### Given exercise
Copy all lines that contain the word "Slab".

+++ Dataset entries

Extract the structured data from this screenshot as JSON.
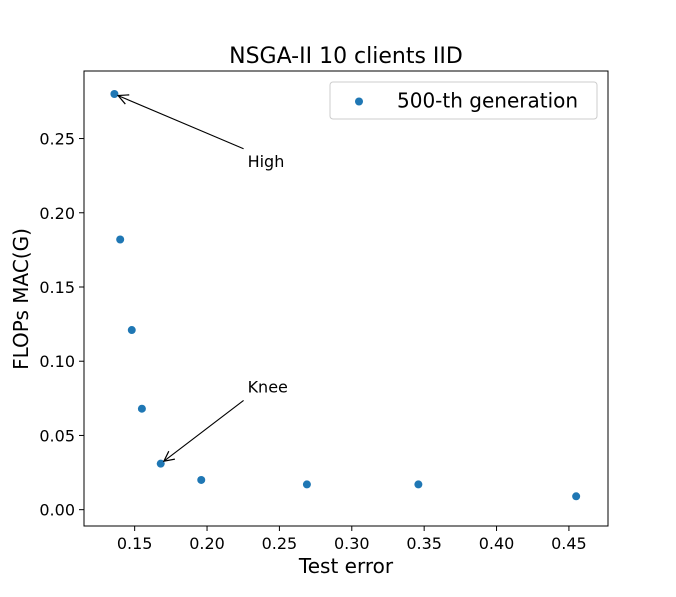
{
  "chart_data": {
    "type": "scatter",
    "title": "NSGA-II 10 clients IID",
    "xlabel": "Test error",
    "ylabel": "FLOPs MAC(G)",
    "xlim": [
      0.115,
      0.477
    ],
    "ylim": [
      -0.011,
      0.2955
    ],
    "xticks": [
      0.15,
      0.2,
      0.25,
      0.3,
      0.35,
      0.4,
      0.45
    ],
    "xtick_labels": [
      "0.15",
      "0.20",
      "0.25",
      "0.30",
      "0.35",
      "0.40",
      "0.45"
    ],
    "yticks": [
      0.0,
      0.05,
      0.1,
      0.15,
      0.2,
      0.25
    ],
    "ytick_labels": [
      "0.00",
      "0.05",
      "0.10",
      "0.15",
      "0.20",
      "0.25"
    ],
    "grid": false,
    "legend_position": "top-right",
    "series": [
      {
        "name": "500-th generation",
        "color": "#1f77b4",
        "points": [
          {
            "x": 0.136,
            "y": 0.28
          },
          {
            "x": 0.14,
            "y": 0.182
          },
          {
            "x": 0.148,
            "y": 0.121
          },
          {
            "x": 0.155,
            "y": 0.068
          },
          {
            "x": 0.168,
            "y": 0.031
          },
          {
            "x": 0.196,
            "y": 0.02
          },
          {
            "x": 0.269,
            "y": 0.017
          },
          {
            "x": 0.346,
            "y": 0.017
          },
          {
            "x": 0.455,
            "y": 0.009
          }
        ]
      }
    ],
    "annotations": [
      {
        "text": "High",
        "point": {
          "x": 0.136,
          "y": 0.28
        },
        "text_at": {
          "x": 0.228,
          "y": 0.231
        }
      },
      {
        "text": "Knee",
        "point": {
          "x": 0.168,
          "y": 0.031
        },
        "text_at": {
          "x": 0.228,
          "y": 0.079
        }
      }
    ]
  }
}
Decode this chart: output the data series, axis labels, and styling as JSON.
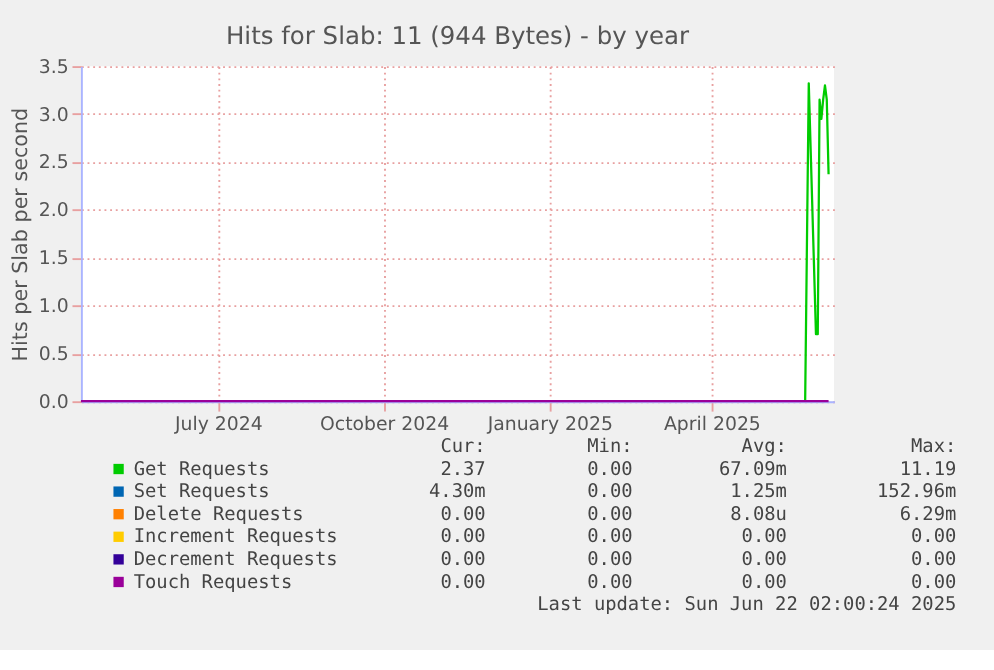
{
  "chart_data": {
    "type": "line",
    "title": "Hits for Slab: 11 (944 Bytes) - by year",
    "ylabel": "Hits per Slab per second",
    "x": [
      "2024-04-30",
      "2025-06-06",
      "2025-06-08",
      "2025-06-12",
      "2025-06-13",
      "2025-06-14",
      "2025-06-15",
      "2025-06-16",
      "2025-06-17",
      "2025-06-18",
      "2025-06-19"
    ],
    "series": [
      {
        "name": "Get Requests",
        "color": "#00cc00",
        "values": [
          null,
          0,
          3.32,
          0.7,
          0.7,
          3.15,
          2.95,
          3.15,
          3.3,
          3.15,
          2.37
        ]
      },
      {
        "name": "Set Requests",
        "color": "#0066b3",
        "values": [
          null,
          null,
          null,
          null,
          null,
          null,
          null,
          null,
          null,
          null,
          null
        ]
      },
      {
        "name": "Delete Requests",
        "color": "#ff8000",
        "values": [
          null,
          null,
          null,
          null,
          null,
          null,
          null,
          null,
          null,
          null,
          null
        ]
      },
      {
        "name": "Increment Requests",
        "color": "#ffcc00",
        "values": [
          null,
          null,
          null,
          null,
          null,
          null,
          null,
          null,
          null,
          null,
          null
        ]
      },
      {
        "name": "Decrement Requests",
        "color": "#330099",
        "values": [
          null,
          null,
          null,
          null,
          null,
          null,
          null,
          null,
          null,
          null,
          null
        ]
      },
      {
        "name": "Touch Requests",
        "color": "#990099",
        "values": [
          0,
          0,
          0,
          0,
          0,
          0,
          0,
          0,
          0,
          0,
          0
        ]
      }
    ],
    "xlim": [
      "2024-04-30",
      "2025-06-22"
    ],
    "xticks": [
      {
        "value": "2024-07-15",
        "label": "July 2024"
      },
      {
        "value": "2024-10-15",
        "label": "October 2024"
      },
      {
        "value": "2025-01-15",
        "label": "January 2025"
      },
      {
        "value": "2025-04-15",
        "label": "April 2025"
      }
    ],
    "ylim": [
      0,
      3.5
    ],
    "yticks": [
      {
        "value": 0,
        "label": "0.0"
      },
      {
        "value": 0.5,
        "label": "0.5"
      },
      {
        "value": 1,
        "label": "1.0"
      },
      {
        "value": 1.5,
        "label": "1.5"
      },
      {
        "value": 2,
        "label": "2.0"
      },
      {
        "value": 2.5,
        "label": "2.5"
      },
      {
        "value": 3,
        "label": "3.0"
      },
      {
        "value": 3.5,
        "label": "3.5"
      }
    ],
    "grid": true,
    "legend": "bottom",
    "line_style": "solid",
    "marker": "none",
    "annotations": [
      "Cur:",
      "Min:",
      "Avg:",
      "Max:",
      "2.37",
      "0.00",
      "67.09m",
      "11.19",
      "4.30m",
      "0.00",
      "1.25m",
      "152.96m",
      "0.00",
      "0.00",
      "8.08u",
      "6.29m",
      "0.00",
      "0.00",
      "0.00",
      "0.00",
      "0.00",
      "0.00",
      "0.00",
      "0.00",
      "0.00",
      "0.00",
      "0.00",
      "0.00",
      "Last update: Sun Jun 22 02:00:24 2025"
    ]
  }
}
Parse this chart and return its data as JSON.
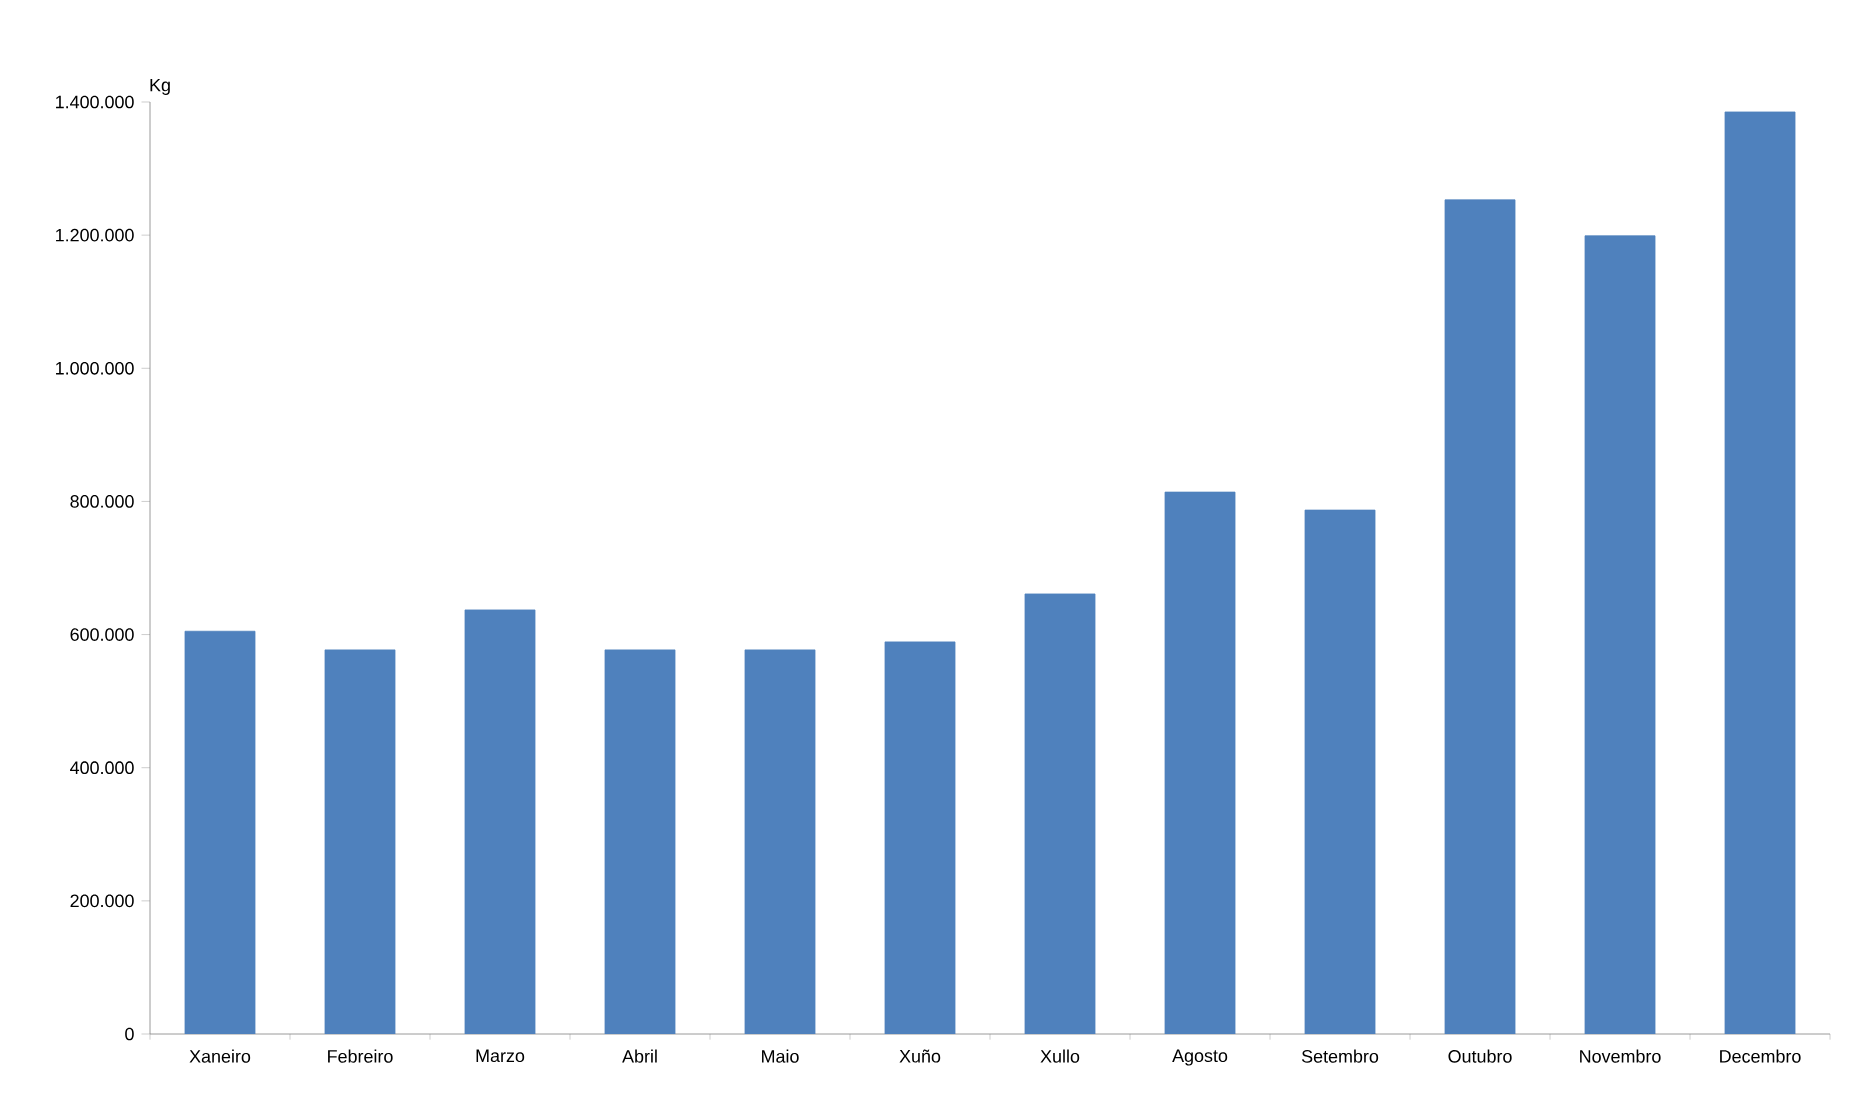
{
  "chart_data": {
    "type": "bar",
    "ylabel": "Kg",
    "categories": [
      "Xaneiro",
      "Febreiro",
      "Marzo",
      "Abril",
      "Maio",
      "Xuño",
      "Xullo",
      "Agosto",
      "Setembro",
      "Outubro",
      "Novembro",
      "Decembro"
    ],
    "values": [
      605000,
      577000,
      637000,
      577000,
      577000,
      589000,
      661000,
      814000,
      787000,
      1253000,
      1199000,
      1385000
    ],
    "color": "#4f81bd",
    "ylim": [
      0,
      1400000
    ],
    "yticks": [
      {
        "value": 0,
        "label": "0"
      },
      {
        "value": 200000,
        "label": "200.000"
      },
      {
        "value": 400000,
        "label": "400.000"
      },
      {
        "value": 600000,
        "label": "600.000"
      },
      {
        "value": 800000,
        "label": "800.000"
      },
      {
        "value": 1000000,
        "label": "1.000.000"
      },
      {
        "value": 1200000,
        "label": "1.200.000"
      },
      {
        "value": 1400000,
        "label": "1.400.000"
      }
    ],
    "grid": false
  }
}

++++++

### Exercise result
    "title": "Hits for Slab: 11 (944 Bytes) - by year",
    "ylabel": "Hits per Slab per second",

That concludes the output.